▸ EXERCISE INPUT

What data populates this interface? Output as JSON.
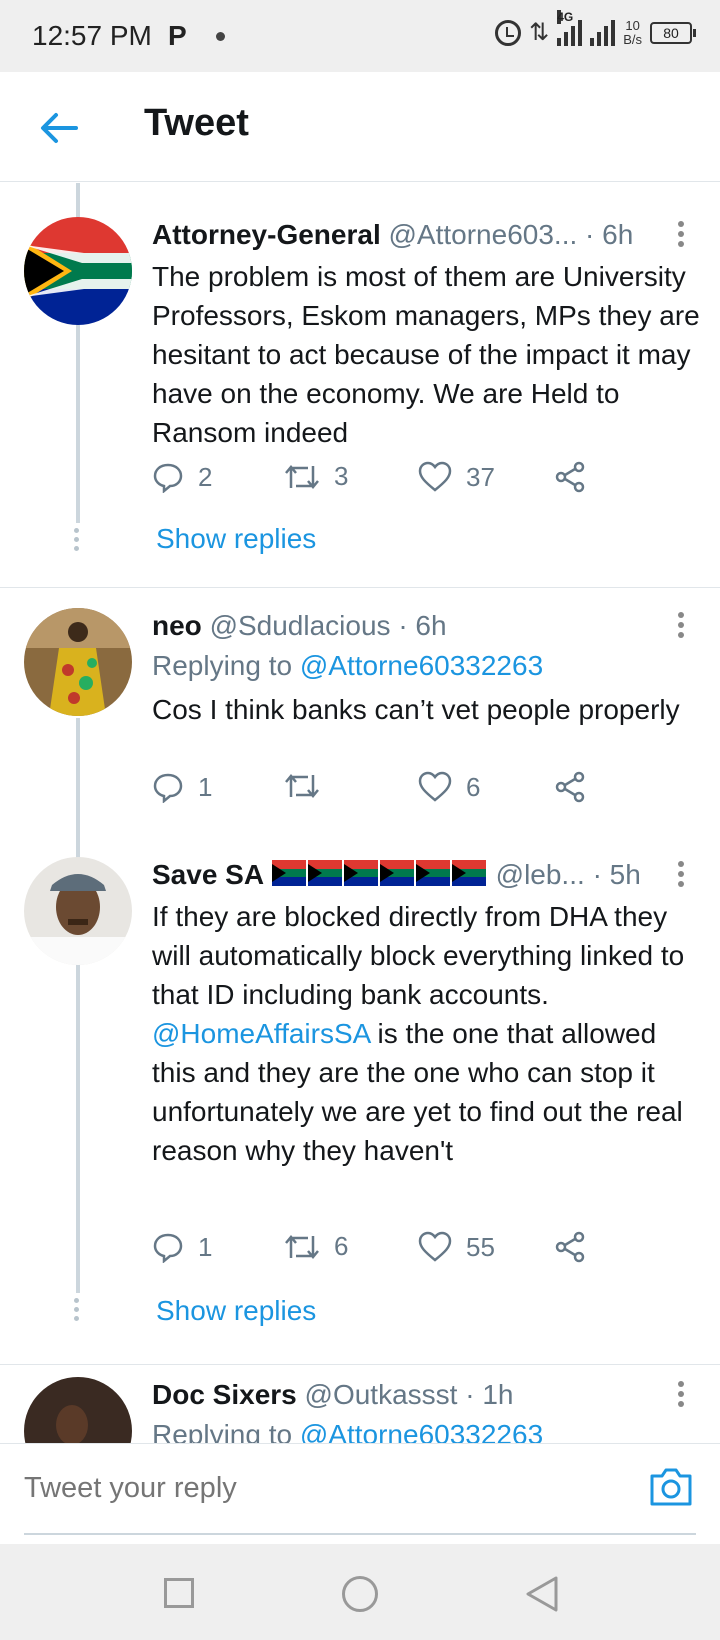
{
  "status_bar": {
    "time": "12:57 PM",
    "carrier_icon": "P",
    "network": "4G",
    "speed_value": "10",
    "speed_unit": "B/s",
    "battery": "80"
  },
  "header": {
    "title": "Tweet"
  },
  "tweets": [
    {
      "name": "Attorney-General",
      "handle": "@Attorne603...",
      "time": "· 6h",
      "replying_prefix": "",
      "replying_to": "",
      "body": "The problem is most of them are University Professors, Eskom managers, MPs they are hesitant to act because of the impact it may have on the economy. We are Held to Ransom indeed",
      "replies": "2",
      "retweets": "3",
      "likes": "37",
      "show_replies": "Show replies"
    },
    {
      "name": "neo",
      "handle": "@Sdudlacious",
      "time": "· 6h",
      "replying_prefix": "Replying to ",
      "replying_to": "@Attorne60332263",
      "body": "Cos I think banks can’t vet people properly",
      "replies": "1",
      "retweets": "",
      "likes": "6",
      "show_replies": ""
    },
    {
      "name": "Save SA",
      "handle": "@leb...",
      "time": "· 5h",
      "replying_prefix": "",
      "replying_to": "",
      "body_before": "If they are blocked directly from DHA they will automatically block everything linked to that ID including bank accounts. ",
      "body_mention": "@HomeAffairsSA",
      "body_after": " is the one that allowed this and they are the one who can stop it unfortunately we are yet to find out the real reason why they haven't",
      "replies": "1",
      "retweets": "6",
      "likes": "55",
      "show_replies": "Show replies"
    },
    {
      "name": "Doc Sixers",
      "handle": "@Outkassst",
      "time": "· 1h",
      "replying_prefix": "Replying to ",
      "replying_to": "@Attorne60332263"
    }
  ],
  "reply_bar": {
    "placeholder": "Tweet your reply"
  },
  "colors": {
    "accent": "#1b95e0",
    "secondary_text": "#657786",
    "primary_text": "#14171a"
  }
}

▸ EXERCISE OBJECTIVE
Pick out all the lines with the word "name" in them and copy them.

▸ THE REPLY
      "name": "Attorney-General",
      "name": "neo",
      "name": "Save SA",
      "name": "Doc Sixers",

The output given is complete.